» Stored data:

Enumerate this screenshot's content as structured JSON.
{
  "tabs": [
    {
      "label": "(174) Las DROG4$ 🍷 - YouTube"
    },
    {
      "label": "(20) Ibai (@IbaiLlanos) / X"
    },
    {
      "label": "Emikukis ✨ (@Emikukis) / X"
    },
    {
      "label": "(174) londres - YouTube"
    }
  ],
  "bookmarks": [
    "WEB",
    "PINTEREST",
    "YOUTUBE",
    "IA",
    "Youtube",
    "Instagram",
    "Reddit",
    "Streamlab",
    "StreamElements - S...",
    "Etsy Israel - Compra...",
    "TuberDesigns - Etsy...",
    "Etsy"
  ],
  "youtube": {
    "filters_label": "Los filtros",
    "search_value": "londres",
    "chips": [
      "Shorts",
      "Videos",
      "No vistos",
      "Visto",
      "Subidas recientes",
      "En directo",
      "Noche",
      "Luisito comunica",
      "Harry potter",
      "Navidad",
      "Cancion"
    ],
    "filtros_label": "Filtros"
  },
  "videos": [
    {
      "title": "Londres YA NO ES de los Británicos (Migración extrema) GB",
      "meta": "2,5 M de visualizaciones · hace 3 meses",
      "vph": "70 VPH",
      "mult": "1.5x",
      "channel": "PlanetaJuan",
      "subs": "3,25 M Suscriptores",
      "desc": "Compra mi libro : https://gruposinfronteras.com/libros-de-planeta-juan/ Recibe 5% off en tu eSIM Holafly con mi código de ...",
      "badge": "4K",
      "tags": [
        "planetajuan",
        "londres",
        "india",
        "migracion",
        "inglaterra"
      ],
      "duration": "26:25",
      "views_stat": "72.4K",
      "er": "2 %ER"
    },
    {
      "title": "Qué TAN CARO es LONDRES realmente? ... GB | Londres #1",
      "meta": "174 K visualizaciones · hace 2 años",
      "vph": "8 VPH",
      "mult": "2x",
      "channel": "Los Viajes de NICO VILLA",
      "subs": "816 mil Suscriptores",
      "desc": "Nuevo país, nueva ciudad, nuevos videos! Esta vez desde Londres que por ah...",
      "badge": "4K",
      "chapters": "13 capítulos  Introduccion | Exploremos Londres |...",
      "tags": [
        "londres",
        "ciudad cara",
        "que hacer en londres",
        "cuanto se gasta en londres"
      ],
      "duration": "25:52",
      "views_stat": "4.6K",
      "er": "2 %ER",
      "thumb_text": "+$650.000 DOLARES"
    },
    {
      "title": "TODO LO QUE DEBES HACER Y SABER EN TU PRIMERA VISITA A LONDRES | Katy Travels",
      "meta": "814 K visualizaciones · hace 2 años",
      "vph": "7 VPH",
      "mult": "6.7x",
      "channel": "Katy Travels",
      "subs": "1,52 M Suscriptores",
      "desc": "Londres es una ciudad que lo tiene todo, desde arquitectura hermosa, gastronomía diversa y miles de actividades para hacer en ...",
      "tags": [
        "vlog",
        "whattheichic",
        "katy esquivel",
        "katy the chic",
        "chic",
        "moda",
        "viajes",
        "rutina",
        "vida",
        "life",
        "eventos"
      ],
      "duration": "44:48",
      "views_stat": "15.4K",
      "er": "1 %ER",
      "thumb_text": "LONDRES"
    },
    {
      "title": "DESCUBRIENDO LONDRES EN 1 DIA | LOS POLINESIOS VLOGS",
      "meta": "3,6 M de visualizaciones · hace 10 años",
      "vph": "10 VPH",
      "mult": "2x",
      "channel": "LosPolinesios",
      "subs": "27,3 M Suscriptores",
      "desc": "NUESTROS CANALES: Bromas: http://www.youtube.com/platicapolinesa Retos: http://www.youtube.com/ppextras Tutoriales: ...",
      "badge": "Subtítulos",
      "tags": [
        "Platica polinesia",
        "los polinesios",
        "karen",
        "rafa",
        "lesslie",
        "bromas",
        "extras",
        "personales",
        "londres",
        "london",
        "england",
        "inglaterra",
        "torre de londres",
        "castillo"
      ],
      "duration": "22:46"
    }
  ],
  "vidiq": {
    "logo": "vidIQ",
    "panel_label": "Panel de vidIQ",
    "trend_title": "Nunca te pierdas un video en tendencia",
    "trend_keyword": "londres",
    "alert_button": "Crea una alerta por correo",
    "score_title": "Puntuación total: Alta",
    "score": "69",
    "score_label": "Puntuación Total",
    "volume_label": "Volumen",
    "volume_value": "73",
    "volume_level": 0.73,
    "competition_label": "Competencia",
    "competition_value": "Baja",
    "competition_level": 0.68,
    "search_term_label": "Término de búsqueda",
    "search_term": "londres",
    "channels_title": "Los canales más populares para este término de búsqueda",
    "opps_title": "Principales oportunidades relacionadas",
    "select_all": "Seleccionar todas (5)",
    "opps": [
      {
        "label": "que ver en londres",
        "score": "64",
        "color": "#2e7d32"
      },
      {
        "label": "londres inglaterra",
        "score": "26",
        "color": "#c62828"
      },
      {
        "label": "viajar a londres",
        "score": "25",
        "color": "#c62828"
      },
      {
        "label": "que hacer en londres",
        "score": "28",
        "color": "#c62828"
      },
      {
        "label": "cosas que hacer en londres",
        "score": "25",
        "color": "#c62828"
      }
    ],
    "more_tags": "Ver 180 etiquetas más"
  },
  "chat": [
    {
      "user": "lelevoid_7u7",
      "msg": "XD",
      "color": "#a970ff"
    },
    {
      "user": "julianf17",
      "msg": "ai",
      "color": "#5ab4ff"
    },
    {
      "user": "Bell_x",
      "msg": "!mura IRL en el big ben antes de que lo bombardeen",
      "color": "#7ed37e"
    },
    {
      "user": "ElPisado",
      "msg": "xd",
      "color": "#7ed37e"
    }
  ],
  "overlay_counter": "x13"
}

» Required work:
Take the lines above and print them exactly.

» The response:
Enumerate this screenshot's content as structured JSON.
{
  "tabs": [
    {
      "label": "(174) Las DROG4$ 🍷 - YouTube"
    },
    {
      "label": "(20) Ibai (@IbaiLlanos) / X"
    },
    {
      "label": "Emikukis ✨ (@Emikukis) / X"
    },
    {
      "label": "(174) londres - YouTube"
    }
  ],
  "bookmarks": [
    "WEB",
    "PINTEREST",
    "YOUTUBE",
    "IA",
    "Youtube",
    "Instagram",
    "Reddit",
    "Streamlab",
    "StreamElements - S...",
    "Etsy Israel - Compra...",
    "TuberDesigns - Etsy...",
    "Etsy"
  ],
  "youtube": {
    "filters_label": "Los filtros",
    "search_value": "londres",
    "chips": [
      "Shorts",
      "Videos",
      "No vistos",
      "Visto",
      "Subidas recientes",
      "En directo",
      "Noche",
      "Luisito comunica",
      "Harry potter",
      "Navidad",
      "Cancion"
    ],
    "filtros_label": "Filtros"
  },
  "videos": [
    {
      "title": "Londres YA NO ES de los Británicos (Migración extrema) GB",
      "meta": "2,5 M de visualizaciones · hace 3 meses",
      "vph": "70 VPH",
      "mult": "1.5x",
      "channel": "PlanetaJuan",
      "subs": "3,25 M Suscriptores",
      "desc": "Compra mi libro : https://gruposinfronteras.com/libros-de-planeta-juan/ Recibe 5% off en tu eSIM Holafly con mi código de ...",
      "badge": "4K",
      "tags": [
        "planetajuan",
        "londres",
        "india",
        "migracion",
        "inglaterra"
      ],
      "duration": "26:25",
      "views_stat": "72.4K",
      "er": "2 %ER"
    },
    {
      "title": "Qué TAN CARO es LONDRES realmente? ... GB | Londres #1",
      "meta": "174 K visualizaciones · hace 2 años",
      "vph": "8 VPH",
      "mult": "2x",
      "channel": "Los Viajes de NICO VILLA",
      "subs": "816 mil Suscriptores",
      "desc": "Nuevo país, nueva ciudad, nuevos videos! Esta vez desde Londres que por ah...",
      "badge": "4K",
      "chapters": "13 capítulos  Introduccion | Exploremos Londres |...",
      "tags": [
        "londres",
        "ciudad cara",
        "que hacer en londres",
        "cuanto se gasta en londres"
      ],
      "duration": "25:52",
      "views_stat": "4.6K",
      "er": "2 %ER",
      "thumb_text": "+$650.000 DOLARES"
    },
    {
      "title": "TODO LO QUE DEBES HACER Y SABER EN TU PRIMERA VISITA A LONDRES | Katy Travels",
      "meta": "814 K visualizaciones · hace 2 años",
      "vph": "7 VPH",
      "mult": "6.7x",
      "channel": "Katy Travels",
      "subs": "1,52 M Suscriptores",
      "desc": "Londres es una ciudad que lo tiene todo, desde arquitectura hermosa, gastronomía diversa y miles de actividades para hacer en ...",
      "tags": [
        "vlog",
        "whattheichic",
        "katy esquivel",
        "katy the chic",
        "chic",
        "moda",
        "viajes",
        "rutina",
        "vida",
        "life",
        "eventos"
      ],
      "duration": "44:48",
      "views_stat": "15.4K",
      "er": "1 %ER",
      "thumb_text": "LONDRES"
    },
    {
      "title": "DESCUBRIENDO LONDRES EN 1 DIA | LOS POLINESIOS VLOGS",
      "meta": "3,6 M de visualizaciones · hace 10 años",
      "vph": "10 VPH",
      "mult": "2x",
      "channel": "LosPolinesios",
      "subs": "27,3 M Suscriptores",
      "desc": "NUESTROS CANALES: Bromas: http://www.youtube.com/platicapolinesa Retos: http://www.youtube.com/ppextras Tutoriales: ...",
      "badge": "Subtítulos",
      "tags": [
        "Platica polinesia",
        "los polinesios",
        "karen",
        "rafa",
        "lesslie",
        "bromas",
        "extras",
        "personales",
        "londres",
        "london",
        "england",
        "inglaterra",
        "torre de londres",
        "castillo"
      ],
      "duration": "22:46"
    }
  ],
  "vidiq": {
    "logo": "vidIQ",
    "panel_label": "Panel de vidIQ",
    "trend_title": "Nunca te pierdas un video en tendencia",
    "trend_keyword": "londres",
    "alert_button": "Crea una alerta por correo",
    "score_title": "Puntuación total: Alta",
    "score": "69",
    "score_label": "Puntuación Total",
    "volume_label": "Volumen",
    "volume_value": "73",
    "volume_level": 0.73,
    "competition_label": "Competencia",
    "competition_value": "Baja",
    "competition_level": 0.68,
    "search_term_label": "Término de búsqueda",
    "search_term": "londres",
    "channels_title": "Los canales más populares para este término de búsqueda",
    "opps_title": "Principales oportunidades relacionadas",
    "select_all": "Seleccionar todas (5)",
    "opps": [
      {
        "label": "que ver en londres",
        "score": "64",
        "color": "#2e7d32"
      },
      {
        "label": "londres inglaterra",
        "score": "26",
        "color": "#c62828"
      },
      {
        "label": "viajar a londres",
        "score": "25",
        "color": "#c62828"
      },
      {
        "label": "que hacer en londres",
        "score": "28",
        "color": "#c62828"
      },
      {
        "label": "cosas que hacer en londres",
        "score": "25",
        "color": "#c62828"
      }
    ],
    "more_tags": "Ver 180 etiquetas más"
  },
  "chat": [
    {
      "user": "lelevoid_7u7",
      "msg": "XD",
      "color": "#a970ff"
    },
    {
      "user": "julianf17",
      "msg": "ai",
      "color": "#5ab4ff"
    },
    {
      "user": "Bell_x",
      "msg": "!mura IRL en el big ben antes de que lo bombardeen",
      "color": "#7ed37e"
    },
    {
      "user": "ElPisado",
      "msg": "xd",
      "color": "#7ed37e"
    }
  ],
  "overlay_counter": "x13"
}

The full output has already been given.